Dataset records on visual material
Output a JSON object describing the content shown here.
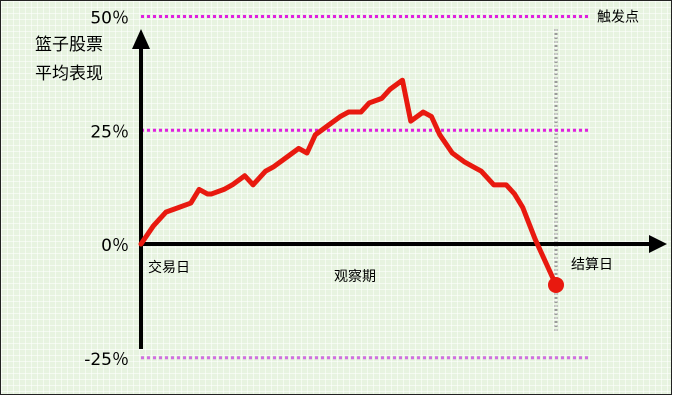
{
  "chart_data": {
    "type": "line",
    "ylabel_lines": [
      "篮子股票",
      "平均表现"
    ],
    "xlabel": "观察期",
    "x_start_label": "交易日",
    "x_end_label": "结算日",
    "ylim": [
      -40,
      75
    ],
    "yticks": [
      {
        "value": 50,
        "label": "50％"
      },
      {
        "value": 25,
        "label": "25％"
      },
      {
        "value": 0,
        "label": "0％"
      },
      {
        "value": -25,
        "label": "-25％"
      }
    ],
    "reference_lines": [
      {
        "value": 50,
        "label": "触发点",
        "color": "#e020e0"
      },
      {
        "value": 25,
        "label": "",
        "color": "#e020e0"
      },
      {
        "value": -25,
        "label": "",
        "color": "#d070e0"
      }
    ],
    "series": [
      {
        "color": "#e8190f",
        "x": [
          0,
          3,
          6,
          9,
          12,
          14,
          16,
          17,
          20,
          22,
          25,
          27,
          30,
          32,
          35,
          38,
          40,
          42,
          45,
          48,
          50,
          53,
          55,
          58,
          60,
          63,
          65,
          68,
          70,
          72,
          75,
          78,
          80,
          82,
          85,
          88,
          90,
          92,
          95,
          98,
          100
        ],
        "y": [
          0,
          4,
          7,
          8,
          9,
          12,
          11,
          11,
          12,
          13,
          15,
          13,
          16,
          17,
          19,
          21,
          20,
          24,
          26,
          28,
          29,
          29,
          31,
          32,
          34,
          36,
          27,
          29,
          28,
          24,
          20,
          18,
          17,
          16,
          13,
          13,
          11,
          8,
          1,
          -5,
          -9
        ]
      }
    ],
    "end_marker": {
      "x": 100,
      "y": -9
    }
  }
}
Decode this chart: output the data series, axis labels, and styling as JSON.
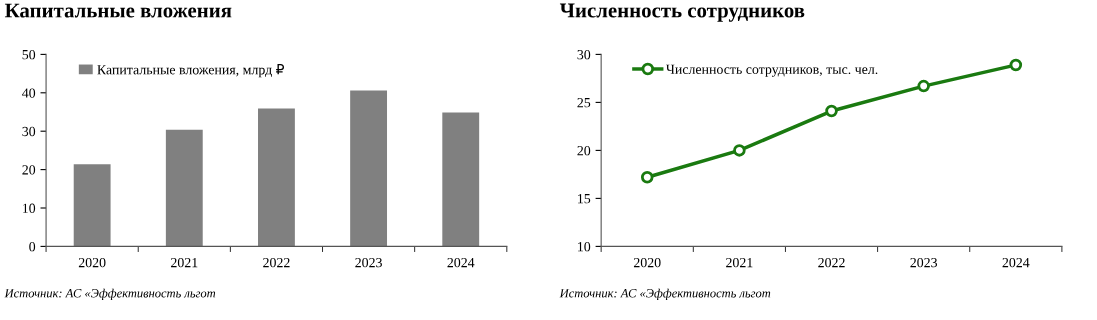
{
  "chart_data": [
    {
      "type": "bar",
      "title": "Капитальные вложения",
      "categories": [
        "2020",
        "2021",
        "2022",
        "2023",
        "2024"
      ],
      "series": [
        {
          "name": "Капитальные вложения, млрд ₽",
          "color": "#808080",
          "values": [
            21.4,
            30.4,
            35.9,
            40.6,
            34.9
          ]
        }
      ],
      "ylim": [
        0,
        50
      ],
      "yticks": [
        0,
        10,
        20,
        30,
        40,
        50
      ],
      "grid": false,
      "legend": "top left",
      "annotations": [
        "Источник: АС «Эффективность льгот"
      ]
    },
    {
      "type": "line",
      "title": "Численность сотрудников",
      "categories": [
        "2020",
        "2021",
        "2022",
        "2023",
        "2024"
      ],
      "series": [
        {
          "name": "Численность сотрудников, тыс. чел.",
          "color": "#1a7a10",
          "values": [
            17.2,
            20.0,
            24.1,
            26.7,
            28.9
          ]
        }
      ],
      "ylim": [
        10,
        30
      ],
      "yticks": [
        10,
        15,
        20,
        25,
        30
      ],
      "grid": false,
      "legend": "top left",
      "marker": "circle",
      "line_style": "solid",
      "annotations": [
        "Источник: АС «Эффективность льгот"
      ]
    }
  ]
}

Request> Every record must be copied exactly, with the pictures left out.

The reply>
Output a JSON object describing the content shown here.
{
  "chart_data": {
    "type": "line",
    "ylabel_lines": [
      "篮子股票",
      "平均表现"
    ],
    "xlabel": "观察期",
    "x_start_label": "交易日",
    "x_end_label": "结算日",
    "ylim": [
      -40,
      75
    ],
    "yticks": [
      {
        "value": 50,
        "label": "50％"
      },
      {
        "value": 25,
        "label": "25％"
      },
      {
        "value": 0,
        "label": "0％"
      },
      {
        "value": -25,
        "label": "-25％"
      }
    ],
    "reference_lines": [
      {
        "value": 50,
        "label": "触发点",
        "color": "#e020e0"
      },
      {
        "value": 25,
        "label": "",
        "color": "#e020e0"
      },
      {
        "value": -25,
        "label": "",
        "color": "#d070e0"
      }
    ],
    "series": [
      {
        "color": "#e8190f",
        "x": [
          0,
          3,
          6,
          9,
          12,
          14,
          16,
          17,
          20,
          22,
          25,
          27,
          30,
          32,
          35,
          38,
          40,
          42,
          45,
          48,
          50,
          53,
          55,
          58,
          60,
          63,
          65,
          68,
          70,
          72,
          75,
          78,
          80,
          82,
          85,
          88,
          90,
          92,
          95,
          98,
          100
        ],
        "y": [
          0,
          4,
          7,
          8,
          9,
          12,
          11,
          11,
          12,
          13,
          15,
          13,
          16,
          17,
          19,
          21,
          20,
          24,
          26,
          28,
          29,
          29,
          31,
          32,
          34,
          36,
          27,
          29,
          28,
          24,
          20,
          18,
          17,
          16,
          13,
          13,
          11,
          8,
          1,
          -5,
          -9
        ]
      }
    ],
    "end_marker": {
      "x": 100,
      "y": -9
    }
  }
}
Decode this chart: output the data series, axis labels, and styling as JSON.
{
  "chart_data": [
    {
      "type": "bar",
      "title": "Капитальные вложения",
      "categories": [
        "2020",
        "2021",
        "2022",
        "2023",
        "2024"
      ],
      "series": [
        {
          "name": "Капитальные вложения, млрд ₽",
          "color": "#808080",
          "values": [
            21.4,
            30.4,
            35.9,
            40.6,
            34.9
          ]
        }
      ],
      "ylim": [
        0,
        50
      ],
      "yticks": [
        0,
        10,
        20,
        30,
        40,
        50
      ],
      "grid": false,
      "legend": "top left",
      "annotations": [
        "Источник: АС «Эффективность льгот"
      ]
    },
    {
      "type": "line",
      "title": "Численность сотрудников",
      "categories": [
        "2020",
        "2021",
        "2022",
        "2023",
        "2024"
      ],
      "series": [
        {
          "name": "Численность сотрудников, тыс. чел.",
          "color": "#1a7a10",
          "values": [
            17.2,
            20.0,
            24.1,
            26.7,
            28.9
          ]
        }
      ],
      "ylim": [
        10,
        30
      ],
      "yticks": [
        10,
        15,
        20,
        25,
        30
      ],
      "grid": false,
      "legend": "top left",
      "marker": "circle",
      "line_style": "solid",
      "annotations": [
        "Источник: АС «Эффективность льгот"
      ]
    }
  ]
}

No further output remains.